— Begin Extract to read —

Spanish Steps

Facts about Spanish Steps

We found 21 facts about Spanish Steps

One of the longest and widest staircases in Europe and one of the most famous in Rome

The Spanish Steps in Rome are one of the city's most visited landmarks. They are one of the longest and widest staircases in Europe, second only to the famous Potemkin Staircase, a symbol of Odessa. Once besieged by crowds sitting on them, today we can admire them walking from the Spanish Square to the church of Trinita dei Monti. In spring, they are additionally more picturesque thanks to the colorful azaleas presented there by the city authorities.

Spanish Steps
Scalinata Trinita dei Monti - called the Spanish Steps are one of the most famous in Rome.
They owe their name to the Mondaleschi palace, the seat of the Spanish embassy to the Holy See. Spain was vital for Rome and the Vatican at that time, that is why the stairs became known as the Spanish Stairs.
They are located in Piazza di Spagna - Spanish Square, which has become famous thanks to them. Stairs are an immanent part of Piazza di Spagna.
The Spanish Steps connect Piazza di Spagna with the 16th-century church of Trinita dei Monti.
The staircase as a baroque-rococo composition was created in the years 1723-1725.
They were designed by Francesco de Sanctis and Alessandro Specchi. Long discussions were held on how to urbanize the steep slope on the side of the Pincio (a hill that is one of the seven main hills of Rome) to connect it with the church of the Trinita dei Monti (Church of the Holy Trinity). The solution of De Sanctis was chosen.
The staircase was made for the Jubilee Year of the Holy Year 1725 (a year of special grace in the Christian tradition, commemorating man's descent from God).
It was commissioned by Cardinal Pierre Guerin de Tencin, Minister of France to the Holy See, during the pontificate of Pope Innocent XIII, who issued a bull declaring 1725 a Holy Year. This bull was promulgated in 1724, after his death, and the Jubilee was celebrated under the pontificate of Benedict XIII.

— End Extract to read —
— Begin Information given —

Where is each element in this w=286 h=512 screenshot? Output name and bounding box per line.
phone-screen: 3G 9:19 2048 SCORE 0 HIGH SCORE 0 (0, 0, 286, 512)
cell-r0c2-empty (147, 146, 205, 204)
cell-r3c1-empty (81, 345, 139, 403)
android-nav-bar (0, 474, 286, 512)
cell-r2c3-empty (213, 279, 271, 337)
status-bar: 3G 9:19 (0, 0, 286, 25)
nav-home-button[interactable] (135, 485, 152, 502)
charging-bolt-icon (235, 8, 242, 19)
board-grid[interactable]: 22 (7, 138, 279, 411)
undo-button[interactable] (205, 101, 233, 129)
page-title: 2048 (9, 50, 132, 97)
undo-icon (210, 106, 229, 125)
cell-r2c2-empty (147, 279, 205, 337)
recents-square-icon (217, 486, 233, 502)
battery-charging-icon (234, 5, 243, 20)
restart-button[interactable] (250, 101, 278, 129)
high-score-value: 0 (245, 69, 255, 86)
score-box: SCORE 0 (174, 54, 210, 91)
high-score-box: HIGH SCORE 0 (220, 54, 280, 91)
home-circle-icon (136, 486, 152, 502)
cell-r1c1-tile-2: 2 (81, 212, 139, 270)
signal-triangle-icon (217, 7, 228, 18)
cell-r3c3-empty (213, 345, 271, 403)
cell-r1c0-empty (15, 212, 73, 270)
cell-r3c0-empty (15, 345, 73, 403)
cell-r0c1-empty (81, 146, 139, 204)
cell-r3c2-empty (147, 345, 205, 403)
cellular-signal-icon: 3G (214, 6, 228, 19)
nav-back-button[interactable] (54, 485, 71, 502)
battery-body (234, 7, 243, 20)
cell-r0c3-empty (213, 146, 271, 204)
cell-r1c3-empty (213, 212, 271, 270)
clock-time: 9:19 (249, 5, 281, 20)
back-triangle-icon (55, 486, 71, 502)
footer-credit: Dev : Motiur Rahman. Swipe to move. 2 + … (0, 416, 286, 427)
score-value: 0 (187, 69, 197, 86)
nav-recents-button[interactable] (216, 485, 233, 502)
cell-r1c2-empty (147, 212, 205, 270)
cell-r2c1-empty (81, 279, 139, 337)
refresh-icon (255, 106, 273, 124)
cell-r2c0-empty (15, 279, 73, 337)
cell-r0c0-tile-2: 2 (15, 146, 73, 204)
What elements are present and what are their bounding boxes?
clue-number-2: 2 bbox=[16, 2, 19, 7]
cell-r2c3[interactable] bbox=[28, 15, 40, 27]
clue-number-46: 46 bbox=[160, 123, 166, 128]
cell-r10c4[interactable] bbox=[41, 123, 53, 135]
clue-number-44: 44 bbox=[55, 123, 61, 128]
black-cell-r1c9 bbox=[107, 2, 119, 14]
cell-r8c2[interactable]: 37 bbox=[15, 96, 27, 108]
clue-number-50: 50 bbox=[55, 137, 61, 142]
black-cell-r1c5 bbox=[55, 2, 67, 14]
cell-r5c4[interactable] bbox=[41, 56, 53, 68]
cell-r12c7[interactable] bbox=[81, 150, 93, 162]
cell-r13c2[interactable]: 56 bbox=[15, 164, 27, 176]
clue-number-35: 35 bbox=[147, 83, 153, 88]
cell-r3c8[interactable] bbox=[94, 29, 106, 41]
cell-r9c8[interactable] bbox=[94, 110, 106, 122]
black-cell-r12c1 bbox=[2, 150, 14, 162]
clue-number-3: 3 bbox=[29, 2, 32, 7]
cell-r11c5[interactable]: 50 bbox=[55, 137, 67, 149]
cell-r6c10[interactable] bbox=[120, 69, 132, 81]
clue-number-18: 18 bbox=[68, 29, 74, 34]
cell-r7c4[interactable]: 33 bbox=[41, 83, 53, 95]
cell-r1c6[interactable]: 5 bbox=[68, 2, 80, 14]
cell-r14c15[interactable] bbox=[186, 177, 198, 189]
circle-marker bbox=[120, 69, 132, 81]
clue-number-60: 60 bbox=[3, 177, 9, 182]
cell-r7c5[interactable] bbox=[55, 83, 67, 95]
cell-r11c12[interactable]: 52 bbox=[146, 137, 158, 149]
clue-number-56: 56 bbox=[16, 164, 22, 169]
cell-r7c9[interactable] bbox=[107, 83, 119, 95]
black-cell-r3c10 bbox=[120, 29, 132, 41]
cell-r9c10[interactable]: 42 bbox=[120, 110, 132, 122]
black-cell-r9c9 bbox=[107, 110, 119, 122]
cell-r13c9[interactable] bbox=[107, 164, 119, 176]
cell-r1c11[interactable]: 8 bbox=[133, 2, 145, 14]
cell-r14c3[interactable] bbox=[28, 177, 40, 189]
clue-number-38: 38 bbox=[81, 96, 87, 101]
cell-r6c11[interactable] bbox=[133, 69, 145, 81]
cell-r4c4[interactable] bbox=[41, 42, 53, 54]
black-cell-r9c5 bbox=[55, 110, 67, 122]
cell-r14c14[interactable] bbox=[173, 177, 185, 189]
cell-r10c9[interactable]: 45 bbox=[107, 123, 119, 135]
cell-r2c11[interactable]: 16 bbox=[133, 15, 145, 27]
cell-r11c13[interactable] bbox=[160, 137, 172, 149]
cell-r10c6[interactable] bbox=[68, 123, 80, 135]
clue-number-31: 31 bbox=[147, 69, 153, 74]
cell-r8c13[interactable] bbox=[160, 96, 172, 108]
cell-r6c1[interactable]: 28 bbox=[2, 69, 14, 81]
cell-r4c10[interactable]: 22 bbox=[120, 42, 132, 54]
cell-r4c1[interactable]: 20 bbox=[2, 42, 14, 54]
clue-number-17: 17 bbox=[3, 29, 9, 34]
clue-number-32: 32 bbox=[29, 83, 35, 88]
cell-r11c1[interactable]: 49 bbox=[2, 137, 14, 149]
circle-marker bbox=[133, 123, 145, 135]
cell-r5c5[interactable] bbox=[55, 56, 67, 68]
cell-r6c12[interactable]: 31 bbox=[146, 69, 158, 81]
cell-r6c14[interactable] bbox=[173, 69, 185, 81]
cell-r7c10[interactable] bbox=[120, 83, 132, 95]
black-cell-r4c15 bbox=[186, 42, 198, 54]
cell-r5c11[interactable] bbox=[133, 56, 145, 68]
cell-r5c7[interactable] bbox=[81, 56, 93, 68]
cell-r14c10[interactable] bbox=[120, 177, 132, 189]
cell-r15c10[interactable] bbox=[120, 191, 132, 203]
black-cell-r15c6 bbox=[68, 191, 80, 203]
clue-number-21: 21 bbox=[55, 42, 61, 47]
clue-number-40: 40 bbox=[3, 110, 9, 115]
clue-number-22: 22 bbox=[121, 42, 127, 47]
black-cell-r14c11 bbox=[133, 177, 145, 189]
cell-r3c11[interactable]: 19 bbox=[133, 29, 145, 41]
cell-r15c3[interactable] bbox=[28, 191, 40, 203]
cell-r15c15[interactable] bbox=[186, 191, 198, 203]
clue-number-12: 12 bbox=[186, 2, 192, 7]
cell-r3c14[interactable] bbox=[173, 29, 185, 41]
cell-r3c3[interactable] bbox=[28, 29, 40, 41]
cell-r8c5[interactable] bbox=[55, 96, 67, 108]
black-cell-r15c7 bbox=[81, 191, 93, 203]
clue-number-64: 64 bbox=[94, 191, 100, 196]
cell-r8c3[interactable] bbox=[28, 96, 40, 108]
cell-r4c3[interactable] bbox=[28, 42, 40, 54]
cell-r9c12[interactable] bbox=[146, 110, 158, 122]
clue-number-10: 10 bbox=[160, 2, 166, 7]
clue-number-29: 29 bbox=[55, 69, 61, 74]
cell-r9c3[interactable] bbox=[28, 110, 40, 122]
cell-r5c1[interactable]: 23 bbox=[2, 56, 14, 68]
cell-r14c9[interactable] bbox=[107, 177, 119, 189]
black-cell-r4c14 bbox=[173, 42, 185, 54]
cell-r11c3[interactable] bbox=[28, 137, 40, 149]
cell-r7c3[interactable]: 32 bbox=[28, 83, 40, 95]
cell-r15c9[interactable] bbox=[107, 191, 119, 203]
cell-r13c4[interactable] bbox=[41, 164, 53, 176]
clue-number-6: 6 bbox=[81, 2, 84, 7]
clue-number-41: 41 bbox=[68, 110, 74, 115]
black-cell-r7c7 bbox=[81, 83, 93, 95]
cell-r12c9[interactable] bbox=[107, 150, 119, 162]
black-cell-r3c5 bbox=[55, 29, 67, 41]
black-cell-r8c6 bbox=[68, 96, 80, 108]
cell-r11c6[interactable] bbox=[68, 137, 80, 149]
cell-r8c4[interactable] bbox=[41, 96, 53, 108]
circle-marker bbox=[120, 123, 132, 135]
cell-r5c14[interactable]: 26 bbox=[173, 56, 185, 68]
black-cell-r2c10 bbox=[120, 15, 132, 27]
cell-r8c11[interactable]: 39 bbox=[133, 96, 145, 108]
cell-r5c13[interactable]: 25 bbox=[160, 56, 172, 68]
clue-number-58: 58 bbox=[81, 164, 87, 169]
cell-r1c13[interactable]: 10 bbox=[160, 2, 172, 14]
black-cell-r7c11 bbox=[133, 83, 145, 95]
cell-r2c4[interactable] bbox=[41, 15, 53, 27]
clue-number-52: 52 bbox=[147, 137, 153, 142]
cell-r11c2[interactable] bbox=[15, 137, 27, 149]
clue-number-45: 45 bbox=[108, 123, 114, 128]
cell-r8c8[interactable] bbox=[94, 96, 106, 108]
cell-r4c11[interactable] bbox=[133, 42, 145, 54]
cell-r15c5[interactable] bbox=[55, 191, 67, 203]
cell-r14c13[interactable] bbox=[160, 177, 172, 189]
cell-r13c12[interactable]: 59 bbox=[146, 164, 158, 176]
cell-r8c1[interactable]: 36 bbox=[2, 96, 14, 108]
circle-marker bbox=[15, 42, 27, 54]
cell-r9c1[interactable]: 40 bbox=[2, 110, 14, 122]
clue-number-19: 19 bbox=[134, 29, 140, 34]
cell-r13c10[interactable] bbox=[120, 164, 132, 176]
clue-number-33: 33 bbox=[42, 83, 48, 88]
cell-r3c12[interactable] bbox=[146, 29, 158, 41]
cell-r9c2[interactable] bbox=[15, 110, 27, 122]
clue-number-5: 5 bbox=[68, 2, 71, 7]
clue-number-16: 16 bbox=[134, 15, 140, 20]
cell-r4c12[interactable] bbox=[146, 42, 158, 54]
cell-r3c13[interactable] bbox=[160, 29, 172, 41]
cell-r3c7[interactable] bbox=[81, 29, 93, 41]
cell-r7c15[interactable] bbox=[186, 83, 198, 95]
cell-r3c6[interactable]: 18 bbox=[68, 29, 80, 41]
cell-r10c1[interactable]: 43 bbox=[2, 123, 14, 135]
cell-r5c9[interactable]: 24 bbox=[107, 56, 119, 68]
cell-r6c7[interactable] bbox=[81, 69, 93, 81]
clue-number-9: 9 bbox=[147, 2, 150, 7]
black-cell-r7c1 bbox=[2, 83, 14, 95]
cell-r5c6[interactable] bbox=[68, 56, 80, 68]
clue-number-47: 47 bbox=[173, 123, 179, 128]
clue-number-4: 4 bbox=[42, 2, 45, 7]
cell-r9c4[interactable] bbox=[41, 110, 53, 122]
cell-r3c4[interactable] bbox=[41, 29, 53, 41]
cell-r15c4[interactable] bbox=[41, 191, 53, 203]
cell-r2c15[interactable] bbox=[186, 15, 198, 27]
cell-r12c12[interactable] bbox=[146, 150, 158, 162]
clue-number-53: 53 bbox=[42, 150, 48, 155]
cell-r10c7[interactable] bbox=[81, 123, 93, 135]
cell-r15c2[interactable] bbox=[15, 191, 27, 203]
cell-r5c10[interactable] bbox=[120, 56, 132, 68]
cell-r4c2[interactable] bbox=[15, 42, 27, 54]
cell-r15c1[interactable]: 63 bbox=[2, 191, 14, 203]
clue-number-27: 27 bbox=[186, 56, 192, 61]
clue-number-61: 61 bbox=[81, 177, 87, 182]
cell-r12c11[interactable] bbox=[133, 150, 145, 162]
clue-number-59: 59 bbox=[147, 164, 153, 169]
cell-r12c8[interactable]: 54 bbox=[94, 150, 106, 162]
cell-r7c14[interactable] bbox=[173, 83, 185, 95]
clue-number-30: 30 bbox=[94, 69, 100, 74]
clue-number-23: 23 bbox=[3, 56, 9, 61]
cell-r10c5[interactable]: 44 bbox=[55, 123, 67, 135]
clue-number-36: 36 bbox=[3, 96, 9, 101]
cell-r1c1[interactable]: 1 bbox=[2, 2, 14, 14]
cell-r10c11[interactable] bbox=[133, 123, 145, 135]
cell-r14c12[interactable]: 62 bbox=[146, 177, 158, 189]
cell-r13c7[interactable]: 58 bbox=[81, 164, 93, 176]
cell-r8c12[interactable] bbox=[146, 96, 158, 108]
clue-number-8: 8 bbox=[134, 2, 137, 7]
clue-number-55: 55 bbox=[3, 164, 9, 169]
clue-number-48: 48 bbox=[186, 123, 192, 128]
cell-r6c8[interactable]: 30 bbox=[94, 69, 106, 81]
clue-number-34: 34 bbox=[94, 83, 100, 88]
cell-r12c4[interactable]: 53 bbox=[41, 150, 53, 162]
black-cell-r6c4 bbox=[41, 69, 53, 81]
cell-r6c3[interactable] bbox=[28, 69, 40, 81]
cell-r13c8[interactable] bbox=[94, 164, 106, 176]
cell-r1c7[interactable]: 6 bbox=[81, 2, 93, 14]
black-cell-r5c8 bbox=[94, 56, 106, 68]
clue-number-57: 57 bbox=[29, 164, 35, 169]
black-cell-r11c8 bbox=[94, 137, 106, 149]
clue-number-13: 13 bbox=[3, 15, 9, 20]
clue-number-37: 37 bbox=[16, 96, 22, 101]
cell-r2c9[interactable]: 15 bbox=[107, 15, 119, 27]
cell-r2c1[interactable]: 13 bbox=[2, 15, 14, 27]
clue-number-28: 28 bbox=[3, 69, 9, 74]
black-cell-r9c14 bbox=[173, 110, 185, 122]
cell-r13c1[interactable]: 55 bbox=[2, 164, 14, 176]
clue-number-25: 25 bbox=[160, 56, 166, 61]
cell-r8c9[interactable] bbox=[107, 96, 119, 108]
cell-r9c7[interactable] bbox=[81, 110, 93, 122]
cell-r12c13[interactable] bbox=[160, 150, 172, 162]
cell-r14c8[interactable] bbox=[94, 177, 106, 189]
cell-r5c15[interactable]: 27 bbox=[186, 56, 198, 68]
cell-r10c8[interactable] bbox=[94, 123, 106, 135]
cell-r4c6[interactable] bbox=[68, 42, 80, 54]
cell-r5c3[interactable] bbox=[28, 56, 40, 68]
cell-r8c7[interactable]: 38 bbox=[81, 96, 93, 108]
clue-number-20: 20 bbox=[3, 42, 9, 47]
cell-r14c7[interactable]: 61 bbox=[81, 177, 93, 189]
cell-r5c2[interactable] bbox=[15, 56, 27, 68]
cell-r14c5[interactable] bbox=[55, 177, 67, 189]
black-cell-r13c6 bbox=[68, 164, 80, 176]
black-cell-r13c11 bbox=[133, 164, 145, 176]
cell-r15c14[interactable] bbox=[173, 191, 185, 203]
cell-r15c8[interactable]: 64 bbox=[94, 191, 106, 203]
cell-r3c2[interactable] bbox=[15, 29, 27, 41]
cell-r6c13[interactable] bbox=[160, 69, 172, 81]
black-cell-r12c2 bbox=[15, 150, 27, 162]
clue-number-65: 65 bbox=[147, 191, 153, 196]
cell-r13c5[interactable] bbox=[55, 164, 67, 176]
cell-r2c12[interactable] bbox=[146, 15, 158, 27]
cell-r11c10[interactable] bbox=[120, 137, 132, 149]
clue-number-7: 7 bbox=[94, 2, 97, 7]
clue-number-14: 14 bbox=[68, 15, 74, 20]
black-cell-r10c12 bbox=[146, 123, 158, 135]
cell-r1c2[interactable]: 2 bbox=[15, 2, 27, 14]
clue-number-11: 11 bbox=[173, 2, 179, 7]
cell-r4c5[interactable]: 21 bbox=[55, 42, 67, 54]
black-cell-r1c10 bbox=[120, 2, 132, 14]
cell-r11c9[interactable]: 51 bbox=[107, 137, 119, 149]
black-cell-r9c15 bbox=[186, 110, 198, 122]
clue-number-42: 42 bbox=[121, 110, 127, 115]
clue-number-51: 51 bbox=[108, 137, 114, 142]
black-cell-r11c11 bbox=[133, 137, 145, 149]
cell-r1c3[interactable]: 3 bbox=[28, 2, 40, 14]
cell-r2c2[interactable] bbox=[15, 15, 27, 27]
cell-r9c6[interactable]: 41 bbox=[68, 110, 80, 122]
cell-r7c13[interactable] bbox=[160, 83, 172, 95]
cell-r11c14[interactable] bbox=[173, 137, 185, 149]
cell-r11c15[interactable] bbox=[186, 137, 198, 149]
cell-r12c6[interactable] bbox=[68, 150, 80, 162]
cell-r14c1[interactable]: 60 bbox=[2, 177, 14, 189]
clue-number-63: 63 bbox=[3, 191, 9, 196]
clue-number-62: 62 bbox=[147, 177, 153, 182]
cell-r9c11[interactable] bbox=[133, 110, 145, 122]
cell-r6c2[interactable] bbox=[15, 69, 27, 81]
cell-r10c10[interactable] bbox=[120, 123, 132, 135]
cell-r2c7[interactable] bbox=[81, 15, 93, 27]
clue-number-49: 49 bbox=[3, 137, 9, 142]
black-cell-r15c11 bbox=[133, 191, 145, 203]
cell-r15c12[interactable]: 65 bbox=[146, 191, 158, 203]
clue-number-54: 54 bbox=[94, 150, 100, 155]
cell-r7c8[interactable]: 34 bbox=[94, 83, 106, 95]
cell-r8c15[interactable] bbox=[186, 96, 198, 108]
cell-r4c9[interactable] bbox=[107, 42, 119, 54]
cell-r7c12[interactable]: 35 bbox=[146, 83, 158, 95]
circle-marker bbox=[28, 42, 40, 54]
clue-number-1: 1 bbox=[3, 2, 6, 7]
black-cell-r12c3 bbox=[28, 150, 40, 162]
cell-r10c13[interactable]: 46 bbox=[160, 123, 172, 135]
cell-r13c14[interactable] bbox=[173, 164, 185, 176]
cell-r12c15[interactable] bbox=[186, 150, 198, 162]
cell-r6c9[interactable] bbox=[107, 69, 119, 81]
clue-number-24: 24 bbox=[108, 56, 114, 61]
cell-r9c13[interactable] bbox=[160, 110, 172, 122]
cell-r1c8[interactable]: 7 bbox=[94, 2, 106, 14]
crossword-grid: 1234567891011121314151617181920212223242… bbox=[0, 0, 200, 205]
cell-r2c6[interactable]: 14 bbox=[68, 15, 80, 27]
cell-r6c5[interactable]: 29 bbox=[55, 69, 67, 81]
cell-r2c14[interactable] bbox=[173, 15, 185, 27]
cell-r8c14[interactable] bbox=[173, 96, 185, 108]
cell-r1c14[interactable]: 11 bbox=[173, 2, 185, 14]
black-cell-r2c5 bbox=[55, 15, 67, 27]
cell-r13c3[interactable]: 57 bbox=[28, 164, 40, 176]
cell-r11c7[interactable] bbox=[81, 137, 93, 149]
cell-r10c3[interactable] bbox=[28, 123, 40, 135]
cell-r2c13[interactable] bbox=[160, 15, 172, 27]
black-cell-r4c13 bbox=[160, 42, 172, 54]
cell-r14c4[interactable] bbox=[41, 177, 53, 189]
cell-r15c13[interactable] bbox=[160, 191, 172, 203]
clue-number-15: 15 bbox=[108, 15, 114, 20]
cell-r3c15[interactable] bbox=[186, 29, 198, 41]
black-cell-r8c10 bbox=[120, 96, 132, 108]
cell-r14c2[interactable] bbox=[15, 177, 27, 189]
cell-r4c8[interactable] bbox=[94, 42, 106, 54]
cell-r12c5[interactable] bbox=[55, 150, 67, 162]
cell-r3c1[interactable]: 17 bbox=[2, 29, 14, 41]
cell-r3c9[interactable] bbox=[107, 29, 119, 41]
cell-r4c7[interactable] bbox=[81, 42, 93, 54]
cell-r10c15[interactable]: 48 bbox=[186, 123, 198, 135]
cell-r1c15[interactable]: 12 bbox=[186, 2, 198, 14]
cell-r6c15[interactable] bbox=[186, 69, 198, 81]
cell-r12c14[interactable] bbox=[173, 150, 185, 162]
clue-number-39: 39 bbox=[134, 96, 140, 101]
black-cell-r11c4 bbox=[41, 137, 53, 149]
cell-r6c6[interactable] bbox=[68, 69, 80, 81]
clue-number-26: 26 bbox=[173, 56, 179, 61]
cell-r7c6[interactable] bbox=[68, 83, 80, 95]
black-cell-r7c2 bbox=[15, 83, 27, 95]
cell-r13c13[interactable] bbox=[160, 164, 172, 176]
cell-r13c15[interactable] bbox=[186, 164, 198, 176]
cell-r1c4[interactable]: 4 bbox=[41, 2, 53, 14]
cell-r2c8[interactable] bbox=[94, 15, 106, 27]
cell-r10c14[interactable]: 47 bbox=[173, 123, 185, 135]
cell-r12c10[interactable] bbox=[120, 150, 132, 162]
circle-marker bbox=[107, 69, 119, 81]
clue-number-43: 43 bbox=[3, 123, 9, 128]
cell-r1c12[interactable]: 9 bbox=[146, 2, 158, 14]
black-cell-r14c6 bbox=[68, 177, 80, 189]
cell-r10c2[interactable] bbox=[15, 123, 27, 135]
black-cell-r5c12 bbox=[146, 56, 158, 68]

— End Information given —

## Exercise set
• A. Reproduce the stretch of the Spanish Steps text from "The Spanish Steps connect" through "Sanctis was chosen." word for word.
• B. List every person named in the Spanish Steps text.
The records are not needed for any of this.

## The replies
• A.
The Spanish Steps connect Piazza di Spagna with the 16th-century church of Trinita dei Monti.
The staircase as a baroque-rococo composition was created in the years 1723-1725.
They were designed by Francesco de Sanctis and Alessandro Specchi. Long discussions were held on how to urbanize the steep slope on the side of the Pincio (a hill that is one of the seven main hills of Rome) to connect it with the church of the Trinita dei Monti (Church of the Holy Trinity). The solution of De Sanctis was chosen.

• B.
Francesco de Sanctis
Alessandro Specchi
Cardinal Pierre Guerin de Tencin
Pope Innocent XIII
Benedict XIII